:: Data in this exercise

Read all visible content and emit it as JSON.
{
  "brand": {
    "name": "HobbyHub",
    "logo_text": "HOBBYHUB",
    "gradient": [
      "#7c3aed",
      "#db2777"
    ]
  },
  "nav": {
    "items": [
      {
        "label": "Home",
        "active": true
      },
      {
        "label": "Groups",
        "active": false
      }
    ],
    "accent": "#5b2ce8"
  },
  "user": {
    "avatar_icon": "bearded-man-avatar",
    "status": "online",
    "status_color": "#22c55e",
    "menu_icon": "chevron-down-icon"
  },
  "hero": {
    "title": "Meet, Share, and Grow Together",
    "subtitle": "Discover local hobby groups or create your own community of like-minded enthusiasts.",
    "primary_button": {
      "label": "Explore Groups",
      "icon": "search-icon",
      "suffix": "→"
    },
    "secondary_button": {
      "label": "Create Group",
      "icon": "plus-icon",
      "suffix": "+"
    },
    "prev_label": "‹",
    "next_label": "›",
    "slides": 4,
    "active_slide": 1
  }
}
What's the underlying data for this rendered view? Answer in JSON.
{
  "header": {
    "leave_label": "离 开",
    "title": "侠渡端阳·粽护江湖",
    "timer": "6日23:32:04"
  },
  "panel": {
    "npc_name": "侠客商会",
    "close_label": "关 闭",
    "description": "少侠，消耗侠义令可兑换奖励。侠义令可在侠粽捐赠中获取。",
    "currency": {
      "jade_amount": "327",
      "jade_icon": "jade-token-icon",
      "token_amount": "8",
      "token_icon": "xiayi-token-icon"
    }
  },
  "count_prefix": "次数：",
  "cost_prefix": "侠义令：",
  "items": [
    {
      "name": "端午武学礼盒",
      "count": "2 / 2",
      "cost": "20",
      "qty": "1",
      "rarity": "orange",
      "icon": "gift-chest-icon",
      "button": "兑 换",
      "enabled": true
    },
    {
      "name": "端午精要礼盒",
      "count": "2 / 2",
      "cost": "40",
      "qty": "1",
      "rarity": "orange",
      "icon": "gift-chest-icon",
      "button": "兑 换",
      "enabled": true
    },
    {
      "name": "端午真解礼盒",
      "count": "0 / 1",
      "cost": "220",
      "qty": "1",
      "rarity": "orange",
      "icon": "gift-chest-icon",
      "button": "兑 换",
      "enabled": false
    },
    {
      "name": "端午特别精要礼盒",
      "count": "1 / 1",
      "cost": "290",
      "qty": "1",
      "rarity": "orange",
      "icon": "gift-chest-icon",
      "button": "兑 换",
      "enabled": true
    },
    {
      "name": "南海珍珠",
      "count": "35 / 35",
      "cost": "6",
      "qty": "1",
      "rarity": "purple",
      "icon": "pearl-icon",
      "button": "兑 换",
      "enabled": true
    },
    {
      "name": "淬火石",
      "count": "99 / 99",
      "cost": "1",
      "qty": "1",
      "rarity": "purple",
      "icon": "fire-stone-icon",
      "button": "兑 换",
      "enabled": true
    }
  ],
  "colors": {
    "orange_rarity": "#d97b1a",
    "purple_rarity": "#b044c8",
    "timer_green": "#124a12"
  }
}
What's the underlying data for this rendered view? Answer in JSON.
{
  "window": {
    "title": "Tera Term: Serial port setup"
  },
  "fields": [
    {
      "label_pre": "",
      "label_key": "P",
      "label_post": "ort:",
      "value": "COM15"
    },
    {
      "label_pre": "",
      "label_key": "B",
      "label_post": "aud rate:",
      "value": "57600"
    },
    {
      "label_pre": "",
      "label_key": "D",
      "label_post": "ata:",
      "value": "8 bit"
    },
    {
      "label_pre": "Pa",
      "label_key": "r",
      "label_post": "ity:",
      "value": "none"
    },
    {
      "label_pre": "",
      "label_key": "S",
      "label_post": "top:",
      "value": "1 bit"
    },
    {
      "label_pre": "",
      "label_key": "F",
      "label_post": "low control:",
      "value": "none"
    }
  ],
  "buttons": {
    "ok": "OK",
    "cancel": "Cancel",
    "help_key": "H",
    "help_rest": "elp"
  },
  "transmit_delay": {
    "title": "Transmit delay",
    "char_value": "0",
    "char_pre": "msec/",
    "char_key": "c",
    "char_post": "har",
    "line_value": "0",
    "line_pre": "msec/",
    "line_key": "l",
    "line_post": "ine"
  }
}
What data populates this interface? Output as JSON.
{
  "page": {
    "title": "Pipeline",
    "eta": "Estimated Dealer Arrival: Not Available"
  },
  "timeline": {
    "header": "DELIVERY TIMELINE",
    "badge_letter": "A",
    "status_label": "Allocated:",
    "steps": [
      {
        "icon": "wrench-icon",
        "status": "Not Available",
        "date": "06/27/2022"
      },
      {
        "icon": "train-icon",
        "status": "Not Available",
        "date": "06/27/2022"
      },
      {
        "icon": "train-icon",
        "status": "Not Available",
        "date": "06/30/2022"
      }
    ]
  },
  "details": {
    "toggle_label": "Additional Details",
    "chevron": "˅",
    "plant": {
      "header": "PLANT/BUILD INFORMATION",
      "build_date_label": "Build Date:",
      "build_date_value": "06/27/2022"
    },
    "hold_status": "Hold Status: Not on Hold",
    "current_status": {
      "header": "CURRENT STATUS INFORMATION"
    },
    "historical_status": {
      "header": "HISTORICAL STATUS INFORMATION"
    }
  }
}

::::

--- What is expected ---
Repeat the entries exactly, all of them.

--- Task response ---
Read all visible content and emit it as JSON.
{
  "brand": {
    "name": "HobbyHub",
    "logo_text": "HOBBYHUB",
    "gradient": [
      "#7c3aed",
      "#db2777"
    ]
  },
  "nav": {
    "items": [
      {
        "label": "Home",
        "active": true
      },
      {
        "label": "Groups",
        "active": false
      }
    ],
    "accent": "#5b2ce8"
  },
  "user": {
    "avatar_icon": "bearded-man-avatar",
    "status": "online",
    "status_color": "#22c55e",
    "menu_icon": "chevron-down-icon"
  },
  "hero": {
    "title": "Meet, Share, and Grow Together",
    "subtitle": "Discover local hobby groups or create your own community of like-minded enthusiasts.",
    "primary_button": {
      "label": "Explore Groups",
      "icon": "search-icon",
      "suffix": "→"
    },
    "secondary_button": {
      "label": "Create Group",
      "icon": "plus-icon",
      "suffix": "+"
    },
    "prev_label": "‹",
    "next_label": "›",
    "slides": 4,
    "active_slide": 1
  }
}
What's the underlying data for this rendered view? Answer in JSON.
{
  "header": {
    "leave_label": "离 开",
    "title": "侠渡端阳·粽护江湖",
    "timer": "6日23:32:04"
  },
  "panel": {
    "npc_name": "侠客商会",
    "close_label": "关 闭",
    "description": "少侠，消耗侠义令可兑换奖励。侠义令可在侠粽捐赠中获取。",
    "currency": {
      "jade_amount": "327",
      "jade_icon": "jade-token-icon",
      "token_amount": "8",
      "token_icon": "xiayi-token-icon"
    }
  },
  "count_prefix": "次数：",
  "cost_prefix": "侠义令：",
  "items": [
    {
      "name": "端午武学礼盒",
      "count": "2 / 2",
      "cost": "20",
      "qty": "1",
      "rarity": "orange",
      "icon": "gift-chest-icon",
      "button": "兑 换",
      "enabled": true
    },
    {
      "name": "端午精要礼盒",
      "count": "2 / 2",
      "cost": "40",
      "qty": "1",
      "rarity": "orange",
      "icon": "gift-chest-icon",
      "button": "兑 换",
      "enabled": true
    },
    {
      "name": "端午真解礼盒",
      "count": "0 / 1",
      "cost": "220",
      "qty": "1",
      "rarity": "orange",
      "icon": "gift-chest-icon",
      "button": "兑 换",
      "enabled": false
    },
    {
      "name": "端午特别精要礼盒",
      "count": "1 / 1",
      "cost": "290",
      "qty": "1",
      "rarity": "orange",
      "icon": "gift-chest-icon",
      "button": "兑 换",
      "enabled": true
    },
    {
      "name": "南海珍珠",
      "count": "35 / 35",
      "cost": "6",
      "qty": "1",
      "rarity": "purple",
      "icon": "pearl-icon",
      "button": "兑 换",
      "enabled": true
    },
    {
      "name": "淬火石",
      "count": "99 / 99",
      "cost": "1",
      "qty": "1",
      "rarity": "purple",
      "icon": "fire-stone-icon",
      "button": "兑 换",
      "enabled": true
    }
  ],
  "colors": {
    "orange_rarity": "#d97b1a",
    "purple_rarity": "#b044c8",
    "timer_green": "#124a12"
  }
}
What's the underlying data for this rendered view? Answer in JSON.
{
  "window": {
    "title": "Tera Term: Serial port setup"
  },
  "fields": [
    {
      "label_pre": "",
      "label_key": "P",
      "label_post": "ort:",
      "value": "COM15"
    },
    {
      "label_pre": "",
      "label_key": "B",
      "label_post": "aud rate:",
      "value": "57600"
    },
    {
      "label_pre": "",
      "label_key": "D",
      "label_post": "ata:",
      "value": "8 bit"
    },
    {
      "label_pre": "Pa",
      "label_key": "r",
      "label_post": "ity:",
      "value": "none"
    },
    {
      "label_pre": "",
      "label_key": "S",
      "label_post": "top:",
      "value": "1 bit"
    },
    {
      "label_pre": "",
      "label_key": "F",
      "label_post": "low control:",
      "value": "none"
    }
  ],
  "buttons": {
    "ok": "OK",
    "cancel": "Cancel",
    "help_key": "H",
    "help_rest": "elp"
  },
  "transmit_delay": {
    "title": "Transmit delay",
    "char_value": "0",
    "char_pre": "msec/",
    "char_key": "c",
    "char_post": "har",
    "line_value": "0",
    "line_pre": "msec/",
    "line_key": "l",
    "line_post": "ine"
  }
}
What data populates this interface? Output as JSON.
{
  "page": {
    "title": "Pipeline",
    "eta": "Estimated Dealer Arrival: Not Available"
  },
  "timeline": {
    "header": "DELIVERY TIMELINE",
    "badge_letter": "A",
    "status_label": "Allocated:",
    "steps": [
      {
        "icon": "wrench-icon",
        "status": "Not Available",
        "date": "06/27/2022"
      },
      {
        "icon": "train-icon",
        "status": "Not Available",
        "date": "06/27/2022"
      },
      {
        "icon": "train-icon",
        "status": "Not Available",
        "date": "06/30/2022"
      }
    ]
  },
  "details": {
    "toggle_label": "Additional Details",
    "chevron": "˅",
    "plant": {
      "header": "PLANT/BUILD INFORMATION",
      "build_date_label": "Build Date:",
      "build_date_value": "06/27/2022"
    },
    "hold_status": "Hold Status: Not on Hold",
    "current_status": {
      "header": "CURRENT STATUS INFORMATION"
    },
    "historical_status": {
      "header": "HISTORICAL STATUS INFORMATION"
    }
  }
}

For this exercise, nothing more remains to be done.